**WHAT TO DO:** Images embedded in the records are excluded; print everything else exactly as given.

[Items from a figure collection]

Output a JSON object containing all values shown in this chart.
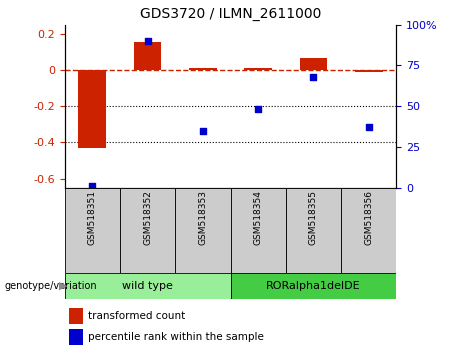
{
  "title": "GDS3720 / ILMN_2611000",
  "samples": [
    "GSM518351",
    "GSM518352",
    "GSM518353",
    "GSM518354",
    "GSM518355",
    "GSM518356"
  ],
  "transformed_count": [
    -0.43,
    0.155,
    0.01,
    0.01,
    0.065,
    -0.01
  ],
  "percentile_rank": [
    1.0,
    90.0,
    35.0,
    48.0,
    68.0,
    37.0
  ],
  "left_ylim": [
    -0.65,
    0.25
  ],
  "right_ylim": [
    0,
    100
  ],
  "left_yticks": [
    -0.6,
    -0.4,
    -0.2,
    0.0,
    0.2
  ],
  "right_yticks": [
    0,
    25,
    50,
    75,
    100
  ],
  "bar_color": "#cc2200",
  "dot_color": "#0000cc",
  "dashed_line_color": "#cc2200",
  "dot_line_color": "black",
  "group1_label": "wild type",
  "group2_label": "RORalpha1delDE",
  "group1_color": "#99ee99",
  "group2_color": "#44cc44",
  "genotype_label": "genotype/variation",
  "legend_bar_label": "transformed count",
  "legend_dot_label": "percentile rank within the sample",
  "group1_indices": [
    0,
    1,
    2
  ],
  "group2_indices": [
    3,
    4,
    5
  ],
  "sample_box_color": "#cccccc"
}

**FINAL RESULT:**
Output a JSON object containing all values shown in this chart.
{
  "title": "GDS3720 / ILMN_2611000",
  "samples": [
    "GSM518351",
    "GSM518352",
    "GSM518353",
    "GSM518354",
    "GSM518355",
    "GSM518356"
  ],
  "transformed_count": [
    -0.43,
    0.155,
    0.01,
    0.01,
    0.065,
    -0.01
  ],
  "percentile_rank": [
    1.0,
    90.0,
    35.0,
    48.0,
    68.0,
    37.0
  ],
  "left_ylim": [
    -0.65,
    0.25
  ],
  "right_ylim": [
    0,
    100
  ],
  "left_yticks": [
    -0.6,
    -0.4,
    -0.2,
    0.0,
    0.2
  ],
  "right_yticks": [
    0,
    25,
    50,
    75,
    100
  ],
  "bar_color": "#cc2200",
  "dot_color": "#0000cc",
  "dashed_line_color": "#cc2200",
  "dot_line_color": "black",
  "group1_label": "wild type",
  "group2_label": "RORalpha1delDE",
  "group1_color": "#99ee99",
  "group2_color": "#44cc44",
  "genotype_label": "genotype/variation",
  "legend_bar_label": "transformed count",
  "legend_dot_label": "percentile rank within the sample",
  "group1_indices": [
    0,
    1,
    2
  ],
  "group2_indices": [
    3,
    4,
    5
  ],
  "sample_box_color": "#cccccc"
}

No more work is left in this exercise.